>> START

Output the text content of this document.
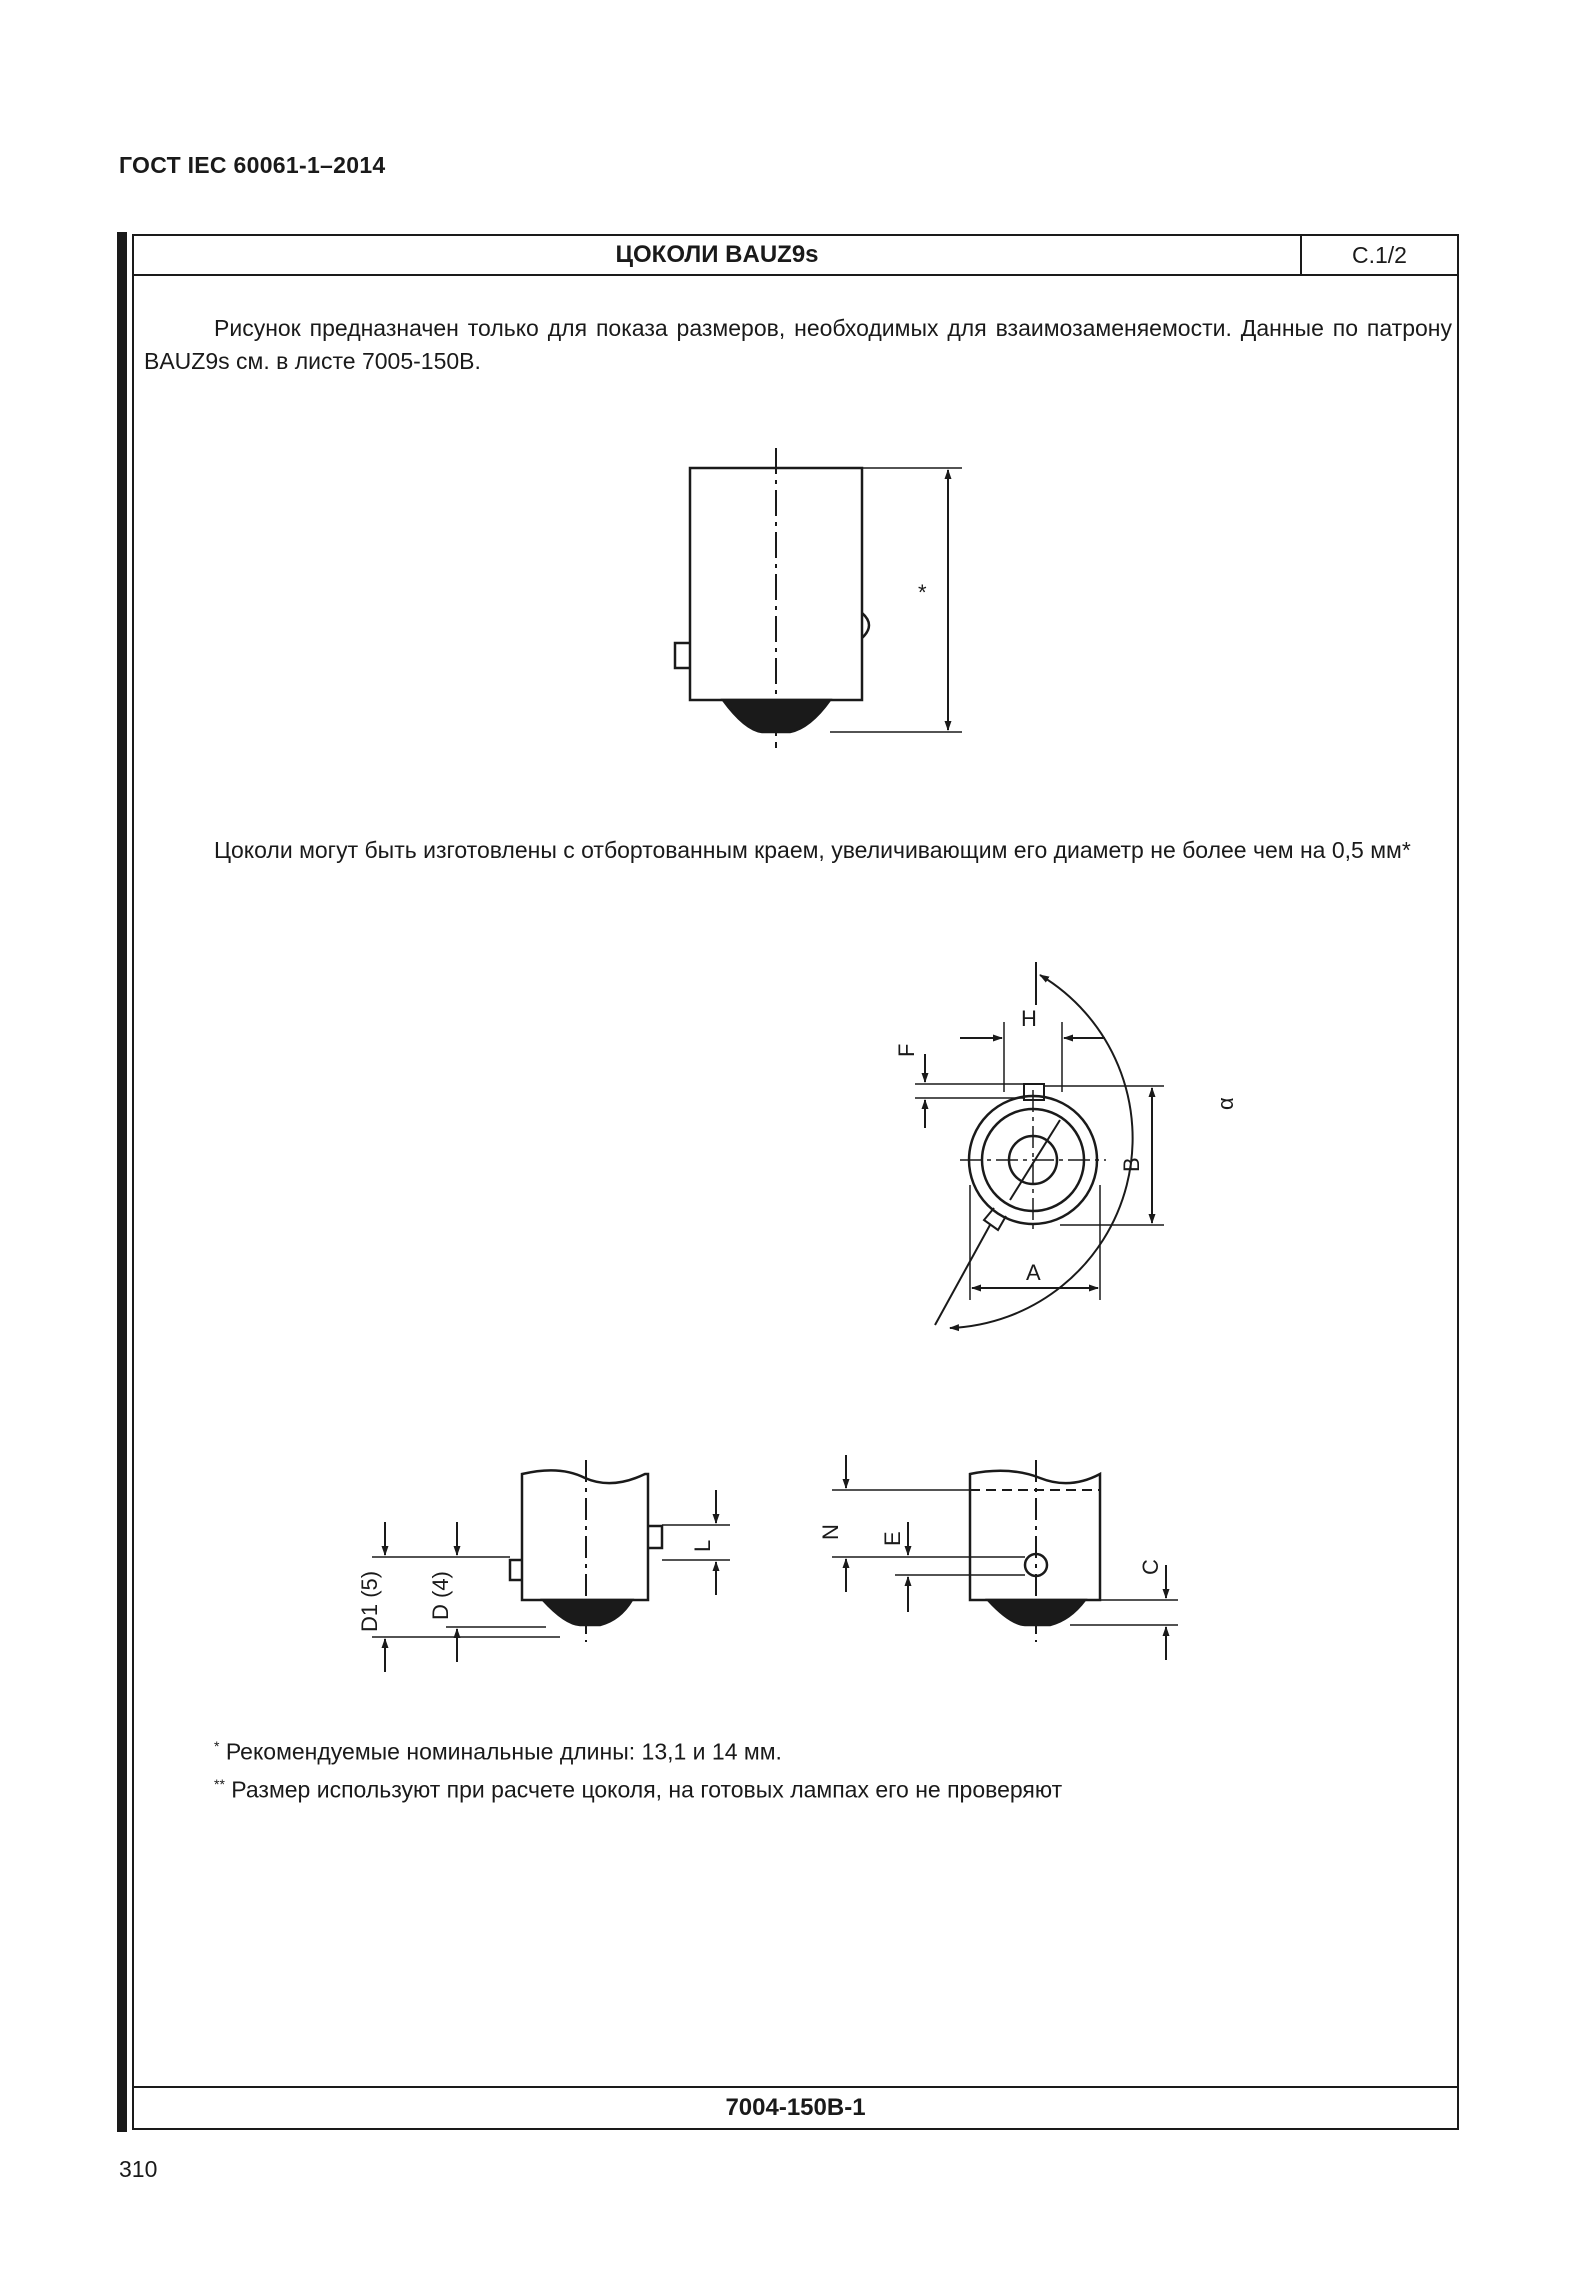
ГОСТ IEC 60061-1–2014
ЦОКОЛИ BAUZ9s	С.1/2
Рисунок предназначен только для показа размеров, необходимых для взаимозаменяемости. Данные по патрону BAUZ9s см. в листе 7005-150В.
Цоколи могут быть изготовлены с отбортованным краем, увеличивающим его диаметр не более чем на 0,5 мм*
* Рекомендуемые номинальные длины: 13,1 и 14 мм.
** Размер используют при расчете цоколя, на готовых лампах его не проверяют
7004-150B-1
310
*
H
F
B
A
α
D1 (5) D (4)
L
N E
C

>> END

▶ GIVEN REQUEST:
Retype the data above exactly; pictures are not part of the copy.

▶ SOLUTION:
Output the text content of this document.
ГОСТ IEC 60061-1–2014
ЦОКОЛИ BAUZ9s	С.1/2
Рисунок предназначен только для показа размеров, необходимых для взаимозаменяемости. Данные по патрону BAUZ9s см. в листе 7005-150В.
Цоколи могут быть изготовлены с отбортованным краем, увеличивающим его диаметр не более чем на 0,5 мм*
* Рекомендуемые номинальные длины: 13,1 и 14 мм.
** Размер используют при расчете цоколя, на готовых лампах его не проверяют
7004-150B-1
310
*
H
F
B
A
α
D1 (5) D (4)
L
N E
C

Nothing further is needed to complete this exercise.